Print out each record below, unaltered and complete, without its images.

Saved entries
# # # # # # #

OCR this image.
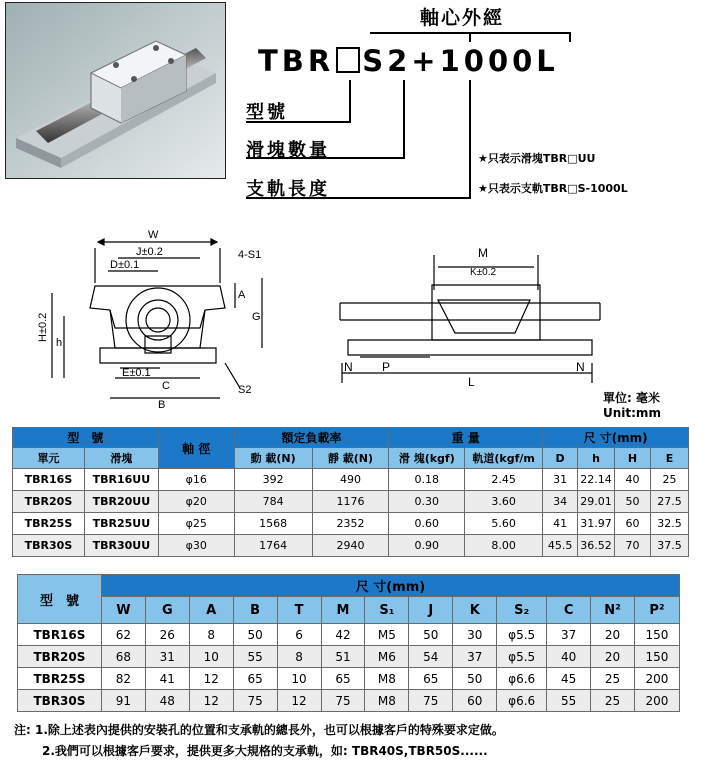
軸心外經
TBR S2+1000L
型號
滑塊數量
支軌長度
★只表示滑塊TBR□UU
★只表示支軌TBR□S-1000L
W
J±0.2
D±0.1
4-S1
G
A
H±0.2
h
E±0.1
C
B
S2
M
K±0.2
N P
L
N
單位: 毫米
Unit:mm
型　號		軸 徑	額定負載率		重 量		尺 寸(mm)			
單元	滑塊		動 載(N)	靜 載(N)	滑 塊(kgf)	軌道(kgf/m	D	h	H	E
TBR16S	TBR16UU	φ16	392	490	0.18	2.45	31	22.14	40	25
TBR20S	TBR20UU	φ20	784	1176	0.30	3.60	34	29.01	50	27.5
TBR25S	TBR25UU	φ25	1568	2352	0.60	5.60	41	31.97	60	32.5
TBR30S	TBR30UU	φ30	1764	2940	0.90	8.00	45.5	36.52	70	37.5
型　號	尺 寸(mm)												
	W	G	A	B	T	M	S₁	J	K	S₂	C	N²	P²
TBR16S	62	26	8	50	6	42	M5	50	30	φ5.5	37	20	150
TBR20S	68	31	10	55	8	51	M6	54	37	φ5.5	40	20	150
TBR25S	82	41	12	65	10	65	M8	65	50	φ6.6	45	25	200
TBR30S	91	48	12	75	12	75	M8	75	60	φ6.6	55	25	200
注: 1.除上述表內提供的安裝孔的位置和支承軌的總長外，也可以根據客戶的特殊要求定做。
2.我們可以根據客戶要求，提供更多大規格的支承軌，如: TBR40S,TBR50S......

# # # # # # #

- [Reply to the task]
OCR this image.
軸心外經
TBR S2+1000L
型號
滑塊數量
支軌長度
★只表示滑塊TBR□UU
★只表示支軌TBR□S-1000L
W
J±0.2
D±0.1
4-S1
G
A
H±0.2
h
E±0.1
C
B
S2
M
K±0.2
N P
L
N
單位: 毫米
Unit:mm
型　號		軸 徑	額定負載率		重 量		尺 寸(mm)			
單元	滑塊		動 載(N)	靜 載(N)	滑 塊(kgf)	軌道(kgf/m	D	h	H	E
TBR16S	TBR16UU	φ16	392	490	0.18	2.45	31	22.14	40	25
TBR20S	TBR20UU	φ20	784	1176	0.30	3.60	34	29.01	50	27.5
TBR25S	TBR25UU	φ25	1568	2352	0.60	5.60	41	31.97	60	32.5
TBR30S	TBR30UU	φ30	1764	2940	0.90	8.00	45.5	36.52	70	37.5
型　號	尺 寸(mm)												
	W	G	A	B	T	M	S₁	J	K	S₂	C	N²	P²
TBR16S	62	26	8	50	6	42	M5	50	30	φ5.5	37	20	150
TBR20S	68	31	10	55	8	51	M6	54	37	φ5.5	40	20	150
TBR25S	82	41	12	65	10	65	M8	65	50	φ6.6	45	25	200
TBR30S	91	48	12	75	12	75	M8	75	60	φ6.6	55	25	200
注: 1.除上述表內提供的安裝孔的位置和支承軌的總長外，也可以根據客戶的特殊要求定做。
2.我們可以根據客戶要求，提供更多大規格的支承軌，如: TBR40S,TBR50S......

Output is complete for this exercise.